=== Assignment ===
Please return every line in the following data that includes the string "screenshot".

————

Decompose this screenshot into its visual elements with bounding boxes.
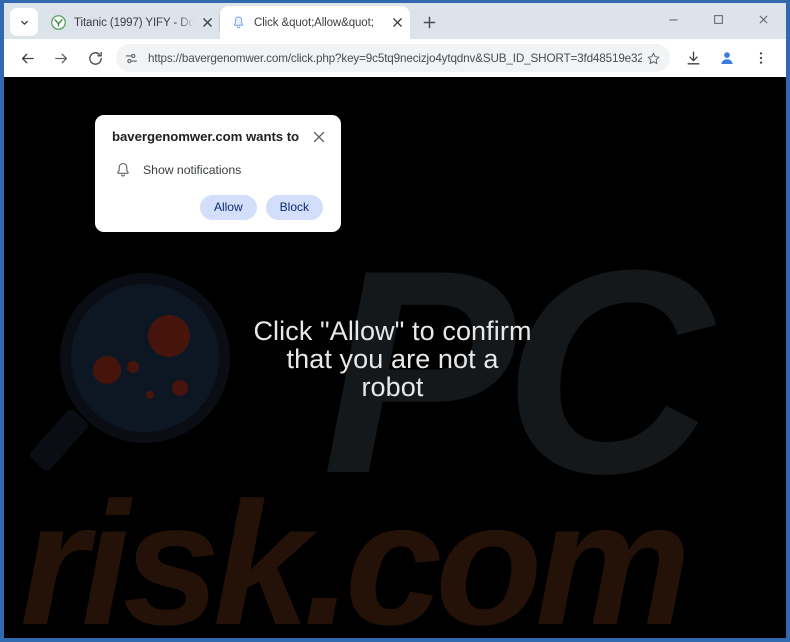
- watermark-risk: risk.com: [20, 467, 691, 638]
- back-button[interactable]: [13, 44, 41, 72]
- close-icon: [202, 18, 212, 27]
- block-button[interactable]: Block: [265, 195, 323, 220]
- address-bar[interactable]: https://bavergenomwer.com/click.php?key=…: [116, 44, 670, 72]
- bell-favicon-icon: [230, 15, 246, 31]
- plus-icon: [423, 16, 435, 28]
- maximize-icon: [714, 14, 723, 24]
- window-controls: [651, 3, 786, 39]
- close-icon: [313, 131, 325, 143]
- tab-close-button[interactable]: [198, 14, 216, 32]
- bookmark-star-icon[interactable]: [642, 47, 664, 69]
- tab-close-button[interactable]: [388, 14, 406, 32]
- more-vertical-icon: [759, 52, 763, 64]
- close-window-button[interactable]: [741, 3, 786, 35]
- tune-sliders-icon: [125, 53, 137, 63]
- new-tab-button[interactable]: [416, 9, 442, 35]
- permission-row: Show notifications: [95, 147, 341, 179]
- tab-titanic[interactable]: Titanic (1997) YIFY - Download: [40, 6, 220, 39]
- download-icon: [687, 50, 699, 64]
- avatar-icon: [721, 52, 733, 64]
- downloads-button[interactable]: [679, 44, 707, 72]
- site-info-button[interactable]: [119, 46, 143, 70]
- dialog-actions: Allow Block: [95, 179, 341, 220]
- tab-strip: Titanic (1997) YIFY - Download Click &qu…: [4, 3, 786, 39]
- screenshot-frame: Titanic (1997) YIFY - Download Click &qu…: [0, 0, 790, 642]
- page-heading: Click "Allow" to confirm that you are no…: [253, 316, 532, 403]
- arrow-right-icon: [54, 53, 67, 63]
- magnifier-handle: [27, 407, 90, 473]
- reload-button[interactable]: [81, 44, 109, 72]
- forward-button[interactable]: [47, 44, 75, 72]
- close-icon: [759, 14, 768, 24]
- browser-window: Titanic (1997) YIFY - Download Click &qu…: [4, 3, 786, 638]
- tab-title: Click &quot;Allow&quot;: [254, 16, 374, 29]
- minimize-icon: [669, 18, 678, 20]
- tab-title: Titanic (1997) YIFY - Download: [74, 16, 196, 29]
- arrow-left-icon: [21, 53, 34, 63]
- tab-search-button[interactable]: [10, 8, 38, 36]
- tab-click-allow[interactable]: Click &quot;Allow&quot;: [220, 6, 410, 39]
- yify-circle-icon: [50, 15, 66, 31]
- dialog-header: bavergenomwer.com wants to: [95, 129, 341, 147]
- minimize-button[interactable]: [651, 3, 696, 35]
- chrome-menu-button[interactable]: [747, 44, 775, 72]
- bell-icon: [114, 161, 132, 179]
- profile-button[interactable]: [713, 44, 741, 72]
- permission-label: Show notifications: [143, 163, 242, 177]
- notification-permission-dialog: bavergenomwer.com wants to Show notifica…: [95, 115, 341, 232]
- allow-button[interactable]: Allow: [199, 195, 257, 220]
- dialog-title: bavergenomwer.com wants to: [112, 129, 300, 144]
- url-text: https://bavergenomwer.com/click.php?key=…: [148, 51, 642, 65]
- reload-icon: [88, 51, 102, 65]
- close-icon: [392, 18, 402, 27]
- page-viewport: PC risk.com Click "Allow" to confirm tha…: [4, 77, 786, 638]
- chevron-down-icon: [20, 20, 28, 25]
- browser-toolbar: https://bavergenomwer.com/click.php?key=…: [4, 39, 786, 77]
- maximize-button[interactable]: [696, 3, 741, 35]
- dialog-close-button[interactable]: [309, 127, 329, 147]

————

=== Solved exercise ===
Decompose this screenshot into its visual elements with bounding boxes.
- screenshot-frame: Titanic (1997) YIFY - Download Click &qu…: [0, 0, 790, 642]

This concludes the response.